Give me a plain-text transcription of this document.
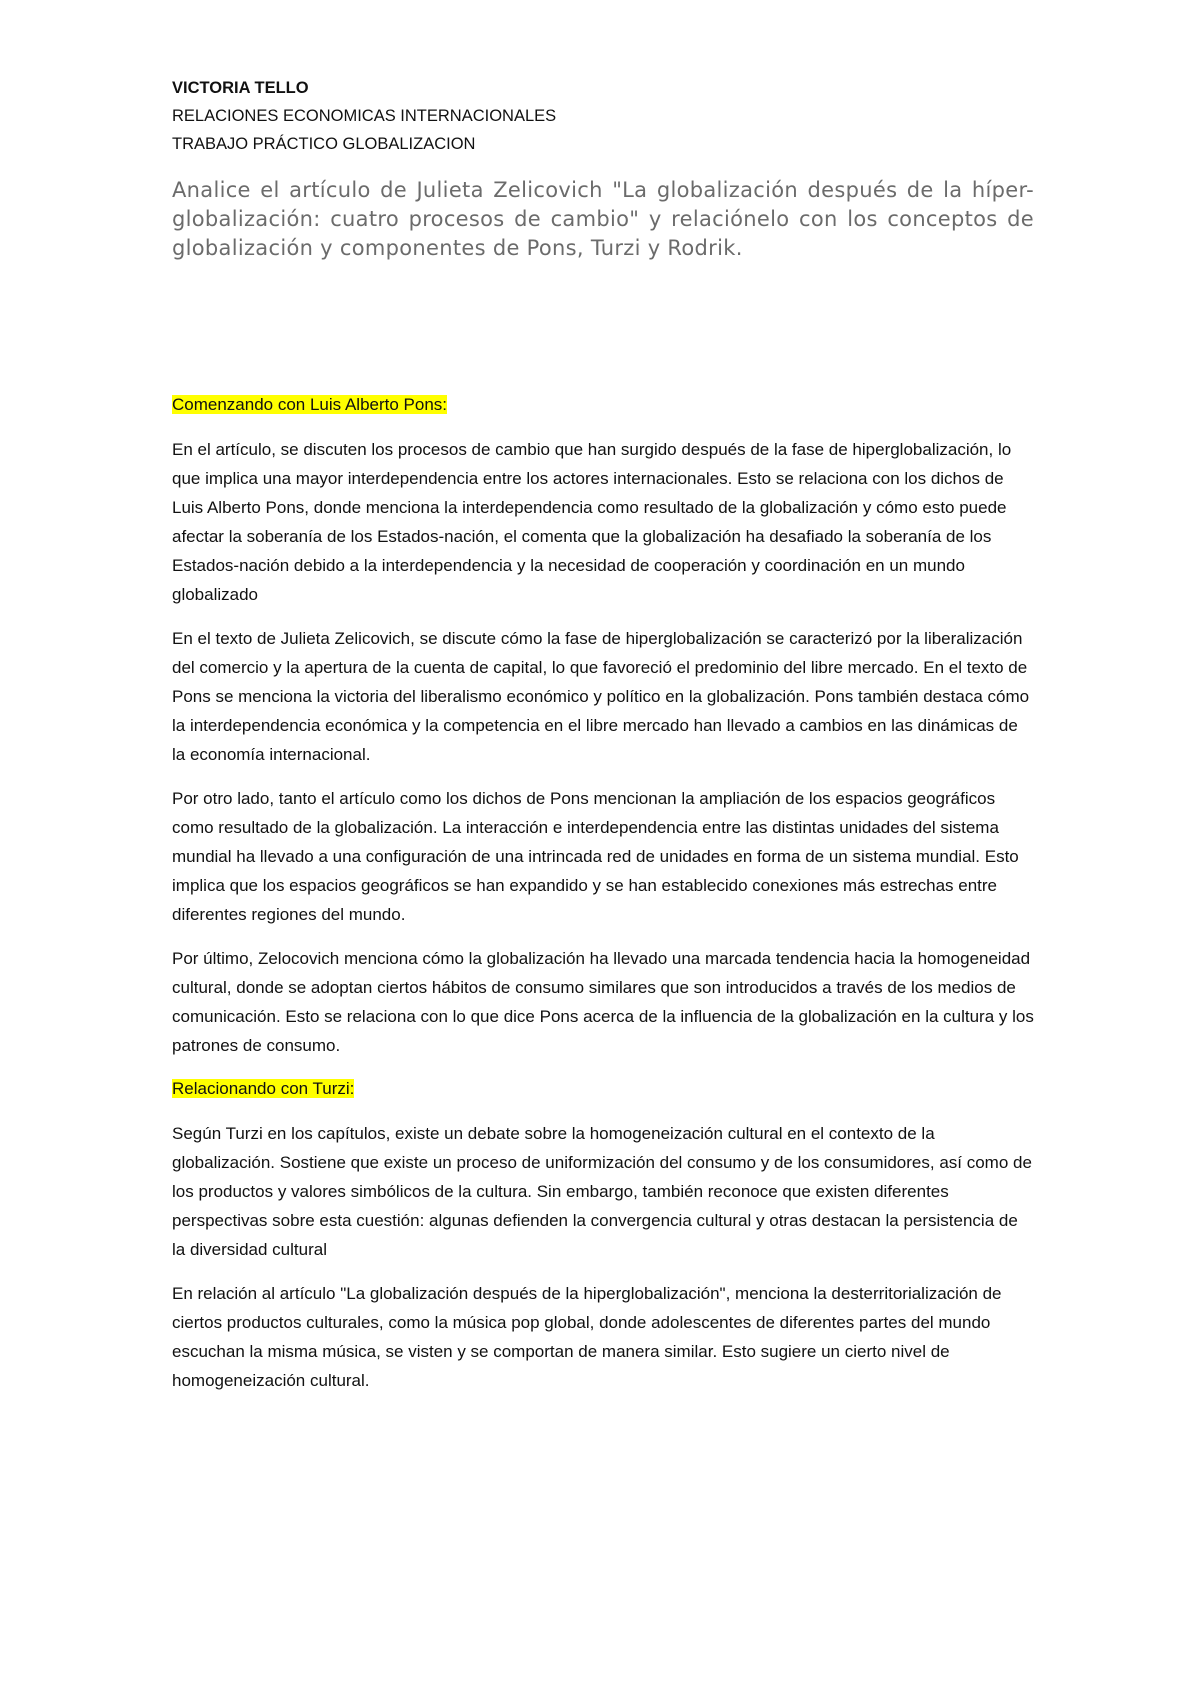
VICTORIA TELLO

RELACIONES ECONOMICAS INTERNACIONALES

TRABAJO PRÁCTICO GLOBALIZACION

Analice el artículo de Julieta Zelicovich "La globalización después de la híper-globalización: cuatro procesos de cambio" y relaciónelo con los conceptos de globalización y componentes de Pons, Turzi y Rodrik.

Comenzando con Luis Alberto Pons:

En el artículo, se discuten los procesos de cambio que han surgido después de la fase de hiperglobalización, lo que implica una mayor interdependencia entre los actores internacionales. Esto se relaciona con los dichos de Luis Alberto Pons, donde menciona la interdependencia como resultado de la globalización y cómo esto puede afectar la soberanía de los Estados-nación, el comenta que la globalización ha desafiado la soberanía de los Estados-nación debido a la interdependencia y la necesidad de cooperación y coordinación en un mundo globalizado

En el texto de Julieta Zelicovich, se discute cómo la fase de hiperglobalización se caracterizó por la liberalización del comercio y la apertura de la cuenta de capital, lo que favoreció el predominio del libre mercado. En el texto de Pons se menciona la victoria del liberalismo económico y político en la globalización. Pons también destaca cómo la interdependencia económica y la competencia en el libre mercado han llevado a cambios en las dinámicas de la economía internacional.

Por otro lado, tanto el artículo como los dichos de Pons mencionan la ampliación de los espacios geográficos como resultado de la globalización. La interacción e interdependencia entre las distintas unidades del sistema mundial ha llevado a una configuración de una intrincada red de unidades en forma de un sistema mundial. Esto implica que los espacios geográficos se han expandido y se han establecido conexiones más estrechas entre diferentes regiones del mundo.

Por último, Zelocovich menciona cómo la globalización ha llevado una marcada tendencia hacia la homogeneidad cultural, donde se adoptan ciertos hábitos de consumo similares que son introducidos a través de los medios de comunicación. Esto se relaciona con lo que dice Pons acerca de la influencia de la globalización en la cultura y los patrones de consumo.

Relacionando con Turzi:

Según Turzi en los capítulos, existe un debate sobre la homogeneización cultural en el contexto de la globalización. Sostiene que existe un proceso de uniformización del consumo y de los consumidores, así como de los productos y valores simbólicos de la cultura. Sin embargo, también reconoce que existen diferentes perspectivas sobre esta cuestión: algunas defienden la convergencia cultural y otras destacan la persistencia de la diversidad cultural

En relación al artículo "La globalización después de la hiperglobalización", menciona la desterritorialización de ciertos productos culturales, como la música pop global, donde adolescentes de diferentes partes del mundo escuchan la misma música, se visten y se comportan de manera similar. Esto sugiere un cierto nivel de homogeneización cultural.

··········

Write only the number of lines in the records that include the word "implica".

> [EXPECTED ANSWER]
2